-- start of Listing --

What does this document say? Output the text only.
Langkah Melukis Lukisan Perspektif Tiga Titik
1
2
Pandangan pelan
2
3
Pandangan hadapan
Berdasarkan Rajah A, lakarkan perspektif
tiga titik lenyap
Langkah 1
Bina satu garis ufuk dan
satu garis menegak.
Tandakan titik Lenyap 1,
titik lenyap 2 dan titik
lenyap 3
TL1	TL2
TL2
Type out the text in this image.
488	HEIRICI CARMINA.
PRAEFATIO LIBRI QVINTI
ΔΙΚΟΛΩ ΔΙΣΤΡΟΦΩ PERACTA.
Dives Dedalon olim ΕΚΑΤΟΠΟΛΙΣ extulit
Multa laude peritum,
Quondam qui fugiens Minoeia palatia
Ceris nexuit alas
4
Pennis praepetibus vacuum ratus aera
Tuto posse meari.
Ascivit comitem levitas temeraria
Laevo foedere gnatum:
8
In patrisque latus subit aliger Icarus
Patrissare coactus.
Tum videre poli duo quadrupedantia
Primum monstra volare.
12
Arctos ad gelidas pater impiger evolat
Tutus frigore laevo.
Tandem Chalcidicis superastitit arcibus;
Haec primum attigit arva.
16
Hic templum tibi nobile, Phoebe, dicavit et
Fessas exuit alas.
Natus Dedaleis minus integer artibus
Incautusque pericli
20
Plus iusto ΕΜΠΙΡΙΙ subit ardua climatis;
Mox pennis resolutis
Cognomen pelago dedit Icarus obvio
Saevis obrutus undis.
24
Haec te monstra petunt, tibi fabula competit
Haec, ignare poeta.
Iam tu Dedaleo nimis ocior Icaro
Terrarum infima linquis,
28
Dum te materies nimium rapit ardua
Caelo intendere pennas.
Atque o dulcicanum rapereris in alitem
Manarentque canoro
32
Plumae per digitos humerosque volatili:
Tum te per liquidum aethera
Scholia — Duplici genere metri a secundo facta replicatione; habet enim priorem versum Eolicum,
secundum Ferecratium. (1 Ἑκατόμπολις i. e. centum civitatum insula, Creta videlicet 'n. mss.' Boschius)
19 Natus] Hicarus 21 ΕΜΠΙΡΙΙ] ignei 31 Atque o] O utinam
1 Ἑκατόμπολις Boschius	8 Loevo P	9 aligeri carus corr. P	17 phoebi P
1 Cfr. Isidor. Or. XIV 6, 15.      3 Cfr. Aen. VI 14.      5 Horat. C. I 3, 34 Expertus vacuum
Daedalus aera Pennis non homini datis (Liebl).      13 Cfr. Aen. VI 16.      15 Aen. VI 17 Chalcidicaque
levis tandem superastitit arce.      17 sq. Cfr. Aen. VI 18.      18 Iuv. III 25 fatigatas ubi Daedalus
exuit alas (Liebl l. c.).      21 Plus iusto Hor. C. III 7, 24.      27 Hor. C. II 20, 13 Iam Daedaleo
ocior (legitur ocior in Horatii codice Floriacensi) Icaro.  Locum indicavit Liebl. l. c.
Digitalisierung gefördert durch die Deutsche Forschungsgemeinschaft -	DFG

-- end of Listing --

Written task:
Extract the whole listing, character for character.

Finished task:
What does this document say? Output the text only.
Langkah Melukis Lukisan Perspektif Tiga Titik
1
2
Pandangan pelan
2
3
Pandangan hadapan
Berdasarkan Rajah A, lakarkan perspektif
tiga titik lenyap
Langkah 1
Bina satu garis ufuk dan
satu garis menegak.
Tandakan titik Lenyap 1,
titik lenyap 2 dan titik
lenyap 3
TL1	TL2
TL2
Type out the text in this image.
488	HEIRICI CARMINA.
PRAEFATIO LIBRI QVINTI
ΔΙΚΟΛΩ ΔΙΣΤΡΟΦΩ PERACTA.
Dives Dedalon olim ΕΚΑΤΟΠΟΛΙΣ extulit
Multa laude peritum,
Quondam qui fugiens Minoeia palatia
Ceris nexuit alas
4
Pennis praepetibus vacuum ratus aera
Tuto posse meari.
Ascivit comitem levitas temeraria
Laevo foedere gnatum:
8
In patrisque latus subit aliger Icarus
Patrissare coactus.
Tum videre poli duo quadrupedantia
Primum monstra volare.
12
Arctos ad gelidas pater impiger evolat
Tutus frigore laevo.
Tandem Chalcidicis superastitit arcibus;
Haec primum attigit arva.
16
Hic templum tibi nobile, Phoebe, dicavit et
Fessas exuit alas.
Natus Dedaleis minus integer artibus
Incautusque pericli
20
Plus iusto ΕΜΠΙΡΙΙ subit ardua climatis;
Mox pennis resolutis
Cognomen pelago dedit Icarus obvio
Saevis obrutus undis.
24
Haec te monstra petunt, tibi fabula competit
Haec, ignare poeta.
Iam tu Dedaleo nimis ocior Icaro
Terrarum infima linquis,
28
Dum te materies nimium rapit ardua
Caelo intendere pennas.
Atque o dulcicanum rapereris in alitem
Manarentque canoro
32
Plumae per digitos humerosque volatili:
Tum te per liquidum aethera
Scholia — Duplici genere metri a secundo facta replicatione; habet enim priorem versum Eolicum,
secundum Ferecratium. (1 Ἑκατόμπολις i. e. centum civitatum insula, Creta videlicet 'n. mss.' Boschius)
19 Natus] Hicarus 21 ΕΜΠΙΡΙΙ] ignei 31 Atque o] O utinam
1 Ἑκατόμπολις Boschius	8 Loevo P	9 aligeri carus corr. P	17 phoebi P
1 Cfr. Isidor. Or. XIV 6, 15.      3 Cfr. Aen. VI 14.      5 Horat. C. I 3, 34 Expertus vacuum
Daedalus aera Pennis non homini datis (Liebl).      13 Cfr. Aen. VI 16.      15 Aen. VI 17 Chalcidicaque
levis tandem superastitit arce.      17 sq. Cfr. Aen. VI 18.      18 Iuv. III 25 fatigatas ubi Daedalus
exuit alas (Liebl l. c.).      21 Plus iusto Hor. C. III 7, 24.      27 Hor. C. II 20, 13 Iam Daedaleo
ocior (legitur ocior in Horatii codice Floriacensi) Icaro.  Locum indicavit Liebl. l. c.
Digitalisierung gefördert durch die Deutsche Forschungsgemeinschaft -	DFG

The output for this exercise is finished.